>> BEGIN EXERCISE INPUT
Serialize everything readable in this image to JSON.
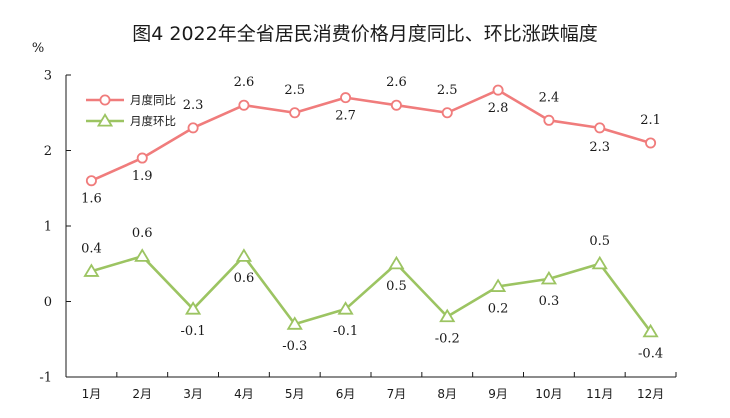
{
  "chart_data": {
    "type": "line",
    "title": "图4  2022年全省居民消费价格月度同比、环比涨跌幅度",
    "unit_label": "%",
    "xlabel": "",
    "ylabel": "",
    "categories": [
      "1月",
      "2月",
      "3月",
      "4月",
      "5月",
      "6月",
      "7月",
      "8月",
      "9月",
      "10月",
      "11月",
      "12月"
    ],
    "ylim": [
      -1,
      3
    ],
    "yticks": [
      -1,
      0,
      1,
      2,
      3
    ],
    "legend_position": "top-left",
    "grid": false,
    "series": [
      {
        "name": "月度同比",
        "color": "#f07c7c",
        "marker": "circle",
        "values": [
          1.6,
          1.9,
          2.3,
          2.6,
          2.5,
          2.7,
          2.6,
          2.5,
          2.8,
          2.4,
          2.3,
          2.1
        ],
        "labels": [
          "1.6",
          "1.9",
          "2.3",
          "2.6",
          "2.5",
          "2.7",
          "2.6",
          "2.5",
          "2.8",
          "2.4",
          "2.3",
          "2.1"
        ]
      },
      {
        "name": "月度环比",
        "color": "#9cc462",
        "marker": "triangle",
        "values": [
          0.4,
          0.6,
          -0.1,
          0.6,
          -0.3,
          -0.1,
          0.5,
          -0.2,
          0.2,
          0.3,
          0.5,
          -0.4
        ],
        "labels": [
          "0.4",
          "0.6",
          "-0.1",
          "0.6",
          "-0.3",
          "-0.1",
          "0.5",
          "-0.2",
          "0.2",
          "0.3",
          "0.5",
          "-0.4"
        ]
      }
    ]
  }
}
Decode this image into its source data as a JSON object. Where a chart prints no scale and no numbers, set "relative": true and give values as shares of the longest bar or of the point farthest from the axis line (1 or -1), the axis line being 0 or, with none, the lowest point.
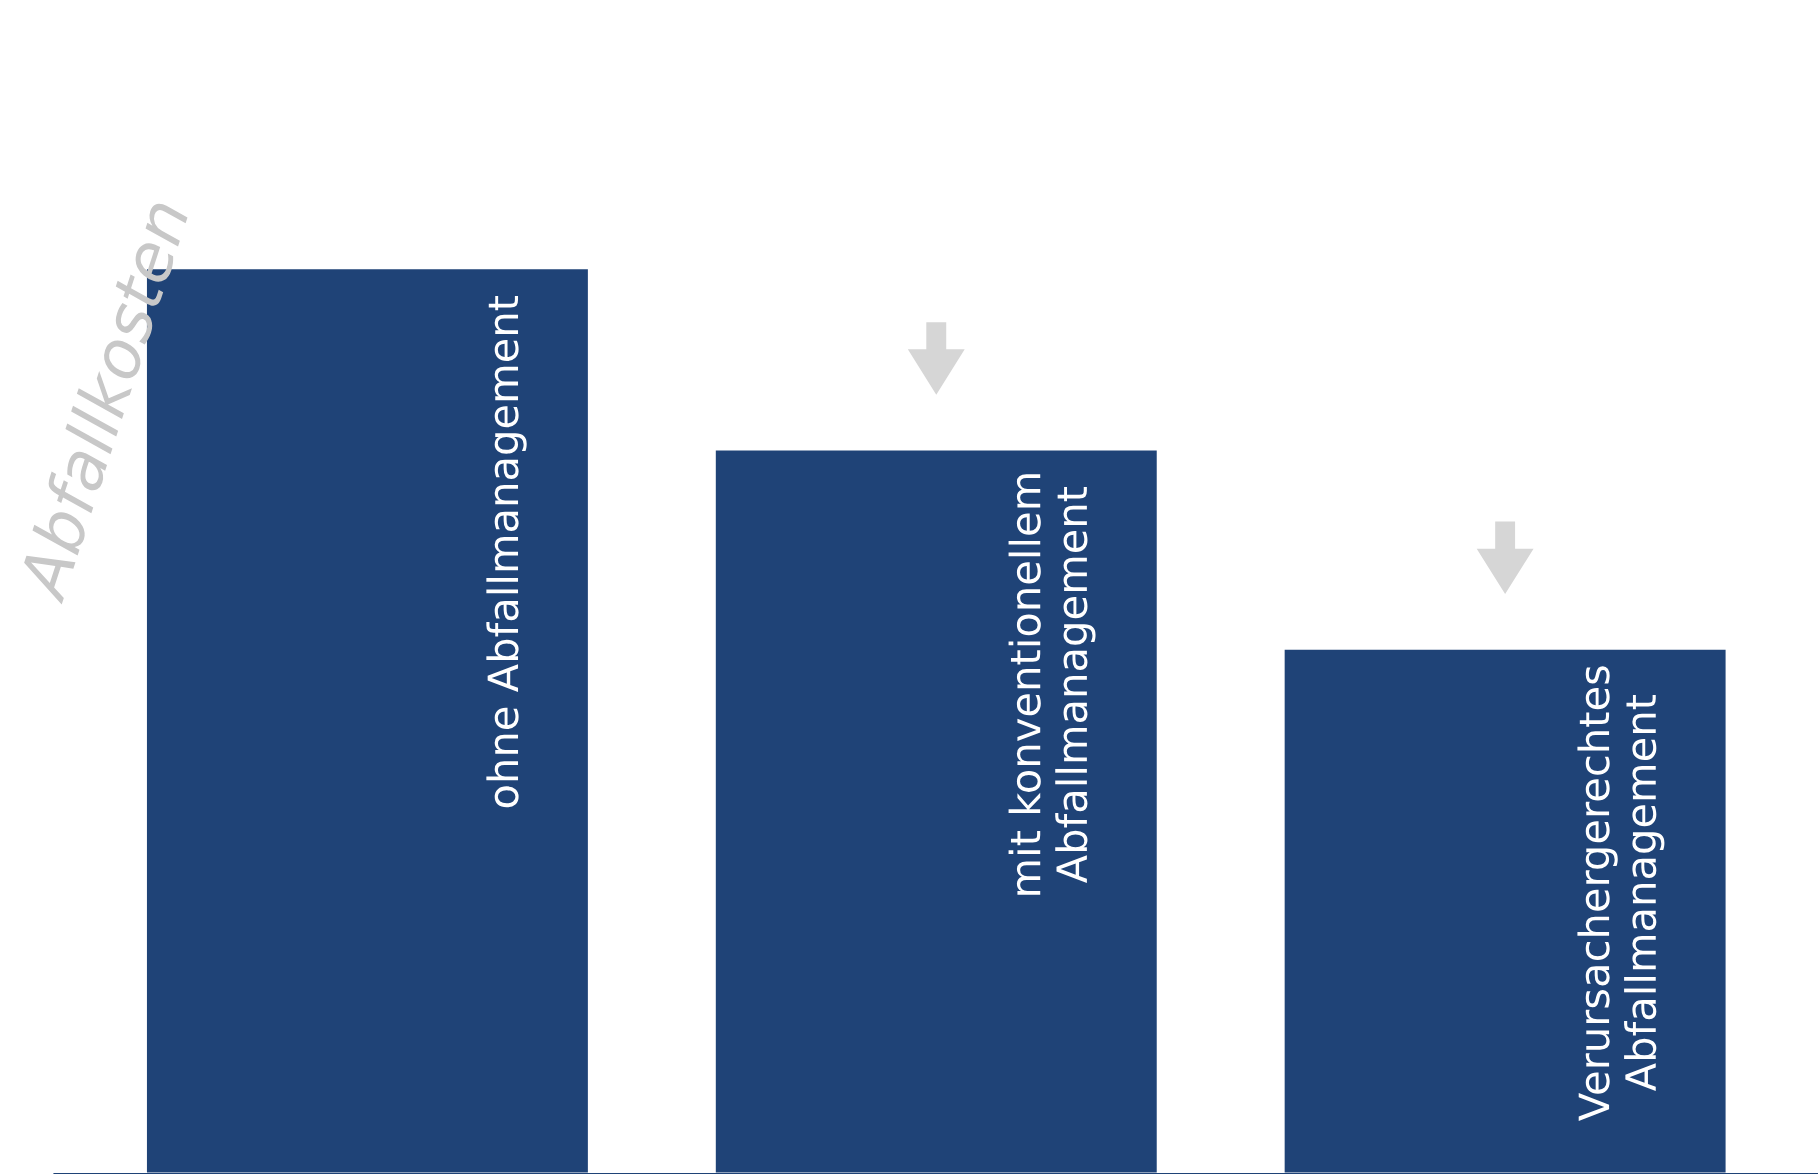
{
  "chart_data": {
    "type": "bar",
    "relative": true,
    "ylabel": "Abfallkosten",
    "categories": [
      "ohne Abfallmanagement",
      "mit konventionellem\nAbfallmanagement",
      "Verursachergerechtes\nAbfallmanagement"
    ],
    "values": [
      1,
      0.8,
      0.58
    ],
    "color": "#1f4377"
  }
}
>> END EXERCISE INPUT
§ **REQUIRED WORK**
Using the listing above, copy exactly the lines from the one that contains "Decode this image" through its last line, both included, but not the pictures.

§ **EXPECTED ANSWER**
Decode this image into its source data as a JSON object. Where a chart prints no scale and no numbers, set "relative": true and give values as shares of the longest bar or of the point farthest from the axis line (1 or -1), the axis line being 0 or, with none, the lowest point.
{
  "chart_data": {
    "type": "bar",
    "relative": true,
    "ylabel": "Abfallkosten",
    "categories": [
      "ohne Abfallmanagement",
      "mit konventionellem\nAbfallmanagement",
      "Verursachergerechtes\nAbfallmanagement"
    ],
    "values": [
      1,
      0.8,
      0.58
    ],
    "color": "#1f4377"
  }
}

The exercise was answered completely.